● **EXERCISE DESCRIPTION**:
Read the entries below and pull out each line with the string "frac".

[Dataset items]

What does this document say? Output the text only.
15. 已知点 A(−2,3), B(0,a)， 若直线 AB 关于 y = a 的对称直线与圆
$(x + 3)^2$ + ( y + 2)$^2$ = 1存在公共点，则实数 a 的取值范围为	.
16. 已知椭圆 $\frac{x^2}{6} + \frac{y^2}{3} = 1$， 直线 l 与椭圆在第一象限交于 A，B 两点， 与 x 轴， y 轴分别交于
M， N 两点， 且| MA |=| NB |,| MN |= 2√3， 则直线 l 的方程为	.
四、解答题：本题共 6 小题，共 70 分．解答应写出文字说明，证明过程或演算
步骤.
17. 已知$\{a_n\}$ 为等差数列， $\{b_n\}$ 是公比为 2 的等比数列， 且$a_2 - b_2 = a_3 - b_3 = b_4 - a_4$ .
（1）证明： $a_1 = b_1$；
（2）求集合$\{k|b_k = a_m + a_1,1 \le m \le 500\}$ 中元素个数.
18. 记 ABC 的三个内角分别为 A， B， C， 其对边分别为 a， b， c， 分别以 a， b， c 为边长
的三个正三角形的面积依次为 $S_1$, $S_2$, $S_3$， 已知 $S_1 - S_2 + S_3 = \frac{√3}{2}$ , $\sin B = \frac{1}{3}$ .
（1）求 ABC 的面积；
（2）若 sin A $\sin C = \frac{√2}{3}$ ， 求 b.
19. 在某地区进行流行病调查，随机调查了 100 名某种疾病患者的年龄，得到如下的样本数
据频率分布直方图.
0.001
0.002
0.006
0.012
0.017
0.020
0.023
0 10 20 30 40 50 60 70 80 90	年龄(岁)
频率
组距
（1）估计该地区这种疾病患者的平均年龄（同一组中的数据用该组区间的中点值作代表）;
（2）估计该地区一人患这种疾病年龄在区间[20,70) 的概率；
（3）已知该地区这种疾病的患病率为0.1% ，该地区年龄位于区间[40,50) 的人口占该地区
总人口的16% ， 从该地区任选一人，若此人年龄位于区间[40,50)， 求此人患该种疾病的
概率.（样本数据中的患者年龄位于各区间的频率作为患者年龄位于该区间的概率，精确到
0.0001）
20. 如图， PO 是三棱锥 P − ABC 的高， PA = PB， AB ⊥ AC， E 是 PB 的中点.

● **WRITTEN RESPONSE**:
16. 已知椭圆 $\frac{x^2}{6} + \frac{y^2}{3} = 1$， 直线 l 与椭圆在第一象限交于 A，B 两点， 与 x 轴， y 轴分别交于
的三个正三角形的面积依次为 $S_1$, $S_2$, $S_3$， 已知 $S_1 - S_2 + S_3 = \frac{√3}{2}$ , $\sin B = \frac{1}{3}$ .
（2）若 sin A $\sin C = \frac{√2}{3}$ ， 求 b.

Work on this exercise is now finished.